**WRITTEN INSTRUCTION**
Repeat the full listing below verbatim and keep the images out.

**EXTRACTED INFORMATION**
——
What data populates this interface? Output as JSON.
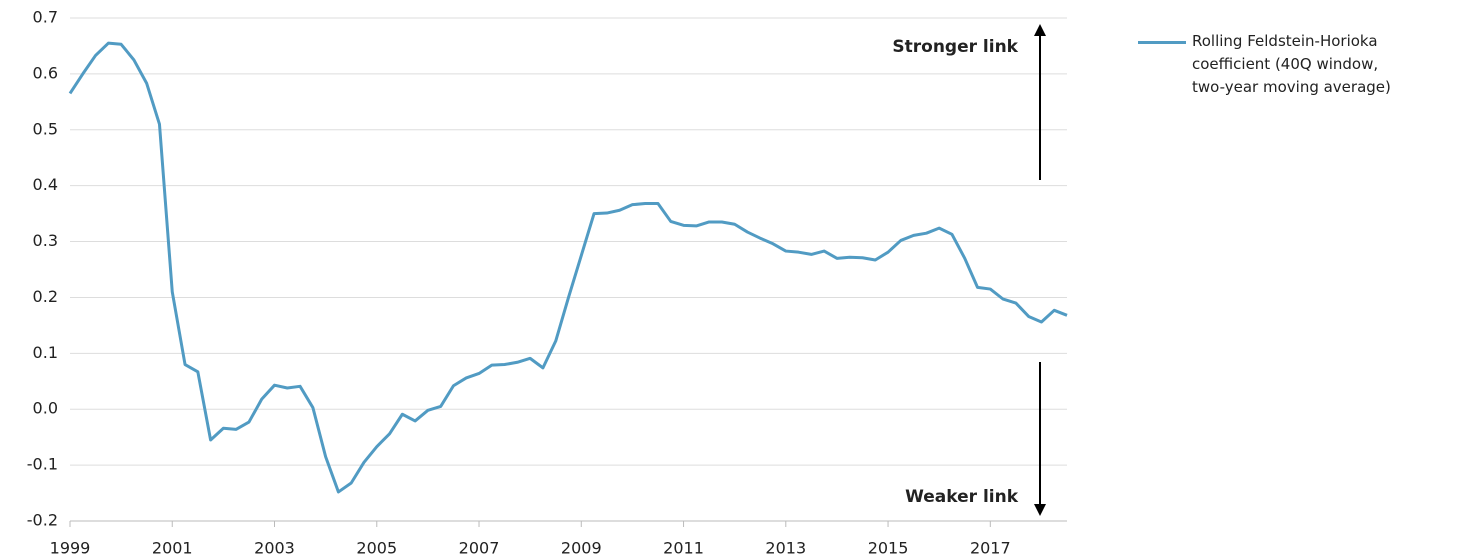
{
  "chart_data": {
    "type": "line",
    "annotations": [
      "Stronger link",
      "Weaker link"
    ],
    "x": [
      1999,
      1999.25,
      1999.5,
      1999.75,
      2000,
      2000.25,
      2000.5,
      2000.75,
      2001,
      2001.25,
      2001.5,
      2001.75,
      2002,
      2002.25,
      2002.5,
      2002.75,
      2003,
      2003.25,
      2003.5,
      2003.75,
      2004,
      2004.25,
      2004.5,
      2004.75,
      2005,
      2005.25,
      2005.5,
      2005.75,
      2006,
      2006.25,
      2006.5,
      2006.75,
      2007,
      2007.25,
      2007.5,
      2007.75,
      2008,
      2008.25,
      2008.5,
      2008.75,
      2009,
      2009.25,
      2009.5,
      2009.75,
      2010,
      2010.25,
      2010.5,
      2010.75,
      2011,
      2011.25,
      2011.5,
      2011.75,
      2012,
      2012.25,
      2012.5,
      2012.75,
      2013,
      2013.25,
      2013.5,
      2013.75,
      2014,
      2014.25,
      2014.5,
      2014.75,
      2015,
      2015.25,
      2015.5,
      2015.75,
      2016,
      2016.25,
      2016.5,
      2016.75,
      2017,
      2017.25,
      2017.5,
      2017.75,
      2018,
      2018.25,
      2018.5
    ],
    "series": [
      {
        "name": "Rolling Feldstein-Horioka coefficient (40Q window, two-year moving average)",
        "color": "#519bc3",
        "values": [
          0.565,
          0.6,
          0.633,
          0.655,
          0.653,
          0.625,
          0.583,
          0.51,
          0.21,
          0.08,
          0.067,
          -0.055,
          -0.034,
          -0.036,
          -0.023,
          0.018,
          0.043,
          0.038,
          0.041,
          0.003,
          -0.085,
          -0.148,
          -0.132,
          -0.095,
          -0.067,
          -0.044,
          -0.009,
          -0.021,
          -0.002,
          0.005,
          0.042,
          0.056,
          0.064,
          0.079,
          0.08,
          0.084,
          0.091,
          0.074,
          0.122,
          0.2,
          0.275,
          0.35,
          0.351,
          0.356,
          0.366,
          0.368,
          0.368,
          0.336,
          0.329,
          0.328,
          0.335,
          0.335,
          0.331,
          0.317,
          0.306,
          0.296,
          0.283,
          0.281,
          0.277,
          0.283,
          0.27,
          0.272,
          0.271,
          0.267,
          0.281,
          0.302,
          0.311,
          0.315,
          0.324,
          0.313,
          0.27,
          0.218,
          0.215,
          0.197,
          0.19,
          0.166,
          0.156,
          0.177,
          0.168
        ]
      }
    ],
    "xlim": [
      1999,
      2018.5
    ],
    "xticks": [
      1999,
      2001,
      2003,
      2005,
      2007,
      2009,
      2011,
      2013,
      2015,
      2017
    ],
    "ylim": [
      -0.2,
      0.7
    ],
    "yticks": [
      -0.2,
      -0.1,
      {
        "value": 0,
        "label": "0.0"
      },
      0.1,
      0.2,
      0.3,
      0.4,
      0.5,
      0.6,
      0.7
    ],
    "grid": true,
    "legend": "right"
  }
}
——
**WRITTEN REPLY**
What data populates this interface? Output as JSON.
{
  "chart_data": {
    "type": "line",
    "annotations": [
      "Stronger link",
      "Weaker link"
    ],
    "x": [
      1999,
      1999.25,
      1999.5,
      1999.75,
      2000,
      2000.25,
      2000.5,
      2000.75,
      2001,
      2001.25,
      2001.5,
      2001.75,
      2002,
      2002.25,
      2002.5,
      2002.75,
      2003,
      2003.25,
      2003.5,
      2003.75,
      2004,
      2004.25,
      2004.5,
      2004.75,
      2005,
      2005.25,
      2005.5,
      2005.75,
      2006,
      2006.25,
      2006.5,
      2006.75,
      2007,
      2007.25,
      2007.5,
      2007.75,
      2008,
      2008.25,
      2008.5,
      2008.75,
      2009,
      2009.25,
      2009.5,
      2009.75,
      2010,
      2010.25,
      2010.5,
      2010.75,
      2011,
      2011.25,
      2011.5,
      2011.75,
      2012,
      2012.25,
      2012.5,
      2012.75,
      2013,
      2013.25,
      2013.5,
      2013.75,
      2014,
      2014.25,
      2014.5,
      2014.75,
      2015,
      2015.25,
      2015.5,
      2015.75,
      2016,
      2016.25,
      2016.5,
      2016.75,
      2017,
      2017.25,
      2017.5,
      2017.75,
      2018,
      2018.25,
      2018.5
    ],
    "series": [
      {
        "name": "Rolling Feldstein-Horioka coefficient (40Q window, two-year moving average)",
        "color": "#519bc3",
        "values": [
          0.565,
          0.6,
          0.633,
          0.655,
          0.653,
          0.625,
          0.583,
          0.51,
          0.21,
          0.08,
          0.067,
          -0.055,
          -0.034,
          -0.036,
          -0.023,
          0.018,
          0.043,
          0.038,
          0.041,
          0.003,
          -0.085,
          -0.148,
          -0.132,
          -0.095,
          -0.067,
          -0.044,
          -0.009,
          -0.021,
          -0.002,
          0.005,
          0.042,
          0.056,
          0.064,
          0.079,
          0.08,
          0.084,
          0.091,
          0.074,
          0.122,
          0.2,
          0.275,
          0.35,
          0.351,
          0.356,
          0.366,
          0.368,
          0.368,
          0.336,
          0.329,
          0.328,
          0.335,
          0.335,
          0.331,
          0.317,
          0.306,
          0.296,
          0.283,
          0.281,
          0.277,
          0.283,
          0.27,
          0.272,
          0.271,
          0.267,
          0.281,
          0.302,
          0.311,
          0.315,
          0.324,
          0.313,
          0.27,
          0.218,
          0.215,
          0.197,
          0.19,
          0.166,
          0.156,
          0.177,
          0.168
        ]
      }
    ],
    "xlim": [
      1999,
      2018.5
    ],
    "xticks": [
      1999,
      2001,
      2003,
      2005,
      2007,
      2009,
      2011,
      2013,
      2015,
      2017
    ],
    "ylim": [
      -0.2,
      0.7
    ],
    "yticks": [
      -0.2,
      -0.1,
      {
        "value": 0,
        "label": "0.0"
      },
      0.1,
      0.2,
      0.3,
      0.4,
      0.5,
      0.6,
      0.7
    ],
    "grid": true,
    "legend": "right"
  }
}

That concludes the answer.